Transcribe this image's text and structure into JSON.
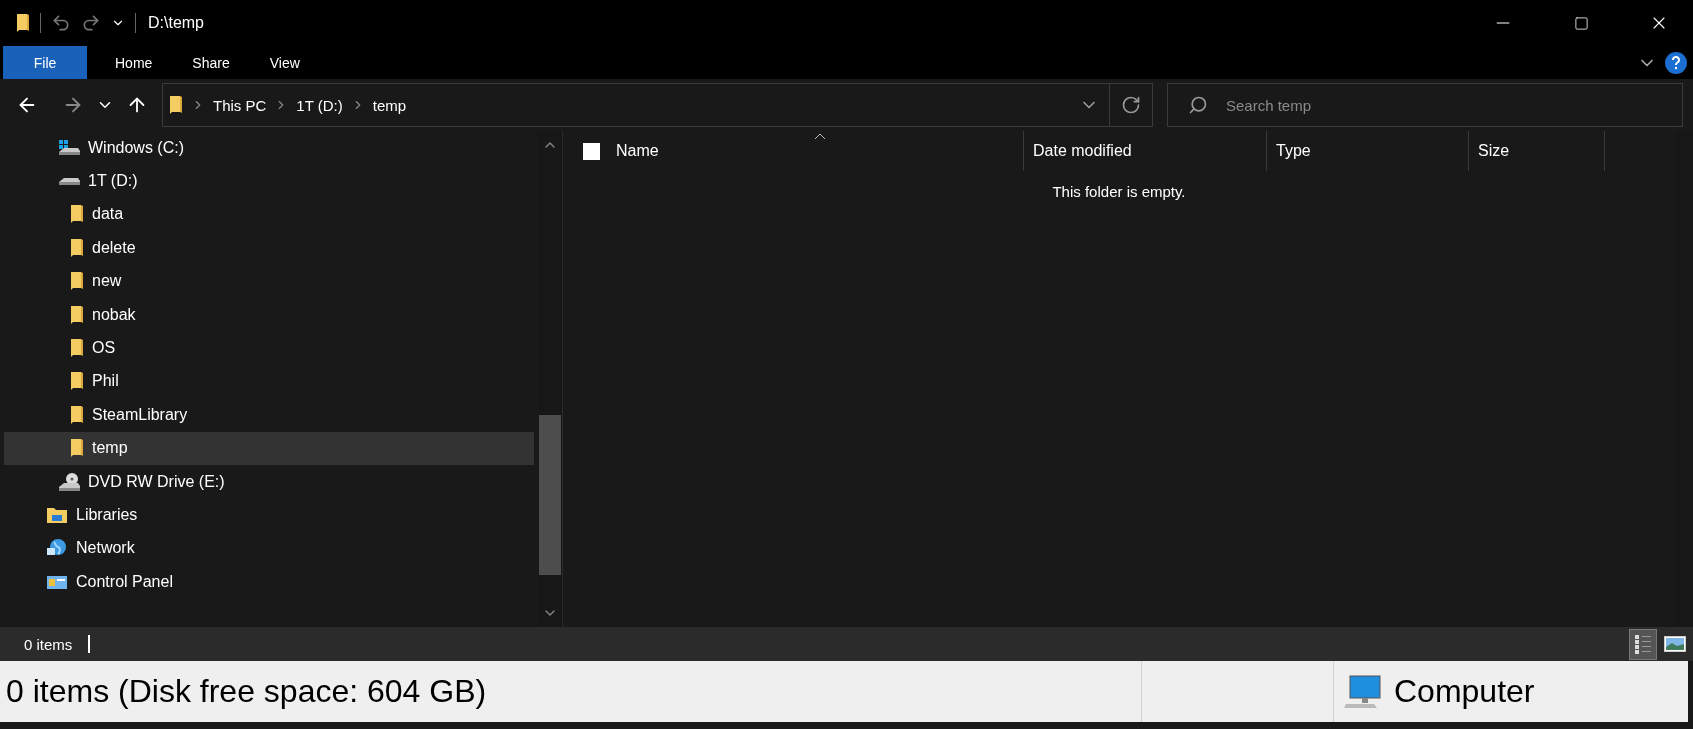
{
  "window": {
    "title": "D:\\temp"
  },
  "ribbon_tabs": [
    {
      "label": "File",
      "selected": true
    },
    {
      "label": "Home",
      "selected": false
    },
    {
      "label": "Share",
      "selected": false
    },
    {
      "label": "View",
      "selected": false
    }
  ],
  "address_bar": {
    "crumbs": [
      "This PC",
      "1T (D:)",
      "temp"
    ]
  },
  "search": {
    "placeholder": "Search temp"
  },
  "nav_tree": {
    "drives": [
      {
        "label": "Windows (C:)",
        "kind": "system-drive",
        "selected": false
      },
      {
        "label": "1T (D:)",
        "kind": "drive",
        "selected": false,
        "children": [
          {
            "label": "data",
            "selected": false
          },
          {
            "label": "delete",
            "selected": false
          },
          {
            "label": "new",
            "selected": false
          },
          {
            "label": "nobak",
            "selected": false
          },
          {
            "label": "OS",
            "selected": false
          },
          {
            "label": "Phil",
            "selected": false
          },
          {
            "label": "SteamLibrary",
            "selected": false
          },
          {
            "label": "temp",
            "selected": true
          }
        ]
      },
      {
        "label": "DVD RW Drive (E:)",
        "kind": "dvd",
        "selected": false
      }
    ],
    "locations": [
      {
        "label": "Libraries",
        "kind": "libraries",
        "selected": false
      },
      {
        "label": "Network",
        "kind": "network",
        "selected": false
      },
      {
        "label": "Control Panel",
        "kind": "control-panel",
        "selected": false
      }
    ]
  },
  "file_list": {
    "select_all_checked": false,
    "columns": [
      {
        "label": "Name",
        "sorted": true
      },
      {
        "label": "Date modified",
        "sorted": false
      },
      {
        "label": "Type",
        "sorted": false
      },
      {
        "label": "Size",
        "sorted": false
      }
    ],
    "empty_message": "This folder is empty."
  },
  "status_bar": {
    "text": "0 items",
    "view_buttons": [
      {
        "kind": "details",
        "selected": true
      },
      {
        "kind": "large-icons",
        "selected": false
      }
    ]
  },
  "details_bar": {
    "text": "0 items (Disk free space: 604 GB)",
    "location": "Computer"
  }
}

========

— TO DO —
All of the records above must be copied exactly, except for the pictures.

— PROBLEM SOLUTION —
Transcribe this image's text and structure into JSON.
{
  "window": {
    "title": "D:\\temp"
  },
  "ribbon_tabs": [
    {
      "label": "File",
      "selected": true
    },
    {
      "label": "Home",
      "selected": false
    },
    {
      "label": "Share",
      "selected": false
    },
    {
      "label": "View",
      "selected": false
    }
  ],
  "address_bar": {
    "crumbs": [
      "This PC",
      "1T (D:)",
      "temp"
    ]
  },
  "search": {
    "placeholder": "Search temp"
  },
  "nav_tree": {
    "drives": [
      {
        "label": "Windows (C:)",
        "kind": "system-drive",
        "selected": false
      },
      {
        "label": "1T (D:)",
        "kind": "drive",
        "selected": false,
        "children": [
          {
            "label": "data",
            "selected": false
          },
          {
            "label": "delete",
            "selected": false
          },
          {
            "label": "new",
            "selected": false
          },
          {
            "label": "nobak",
            "selected": false
          },
          {
            "label": "OS",
            "selected": false
          },
          {
            "label": "Phil",
            "selected": false
          },
          {
            "label": "SteamLibrary",
            "selected": false
          },
          {
            "label": "temp",
            "selected": true
          }
        ]
      },
      {
        "label": "DVD RW Drive (E:)",
        "kind": "dvd",
        "selected": false
      }
    ],
    "locations": [
      {
        "label": "Libraries",
        "kind": "libraries",
        "selected": false
      },
      {
        "label": "Network",
        "kind": "network",
        "selected": false
      },
      {
        "label": "Control Panel",
        "kind": "control-panel",
        "selected": false
      }
    ]
  },
  "file_list": {
    "select_all_checked": false,
    "columns": [
      {
        "label": "Name",
        "sorted": true
      },
      {
        "label": "Date modified",
        "sorted": false
      },
      {
        "label": "Type",
        "sorted": false
      },
      {
        "label": "Size",
        "sorted": false
      }
    ],
    "empty_message": "This folder is empty."
  },
  "status_bar": {
    "text": "0 items",
    "view_buttons": [
      {
        "kind": "details",
        "selected": true
      },
      {
        "kind": "large-icons",
        "selected": false
      }
    ]
  },
  "details_bar": {
    "text": "0 items (Disk free space: 604 GB)",
    "location": "Computer"
  }
}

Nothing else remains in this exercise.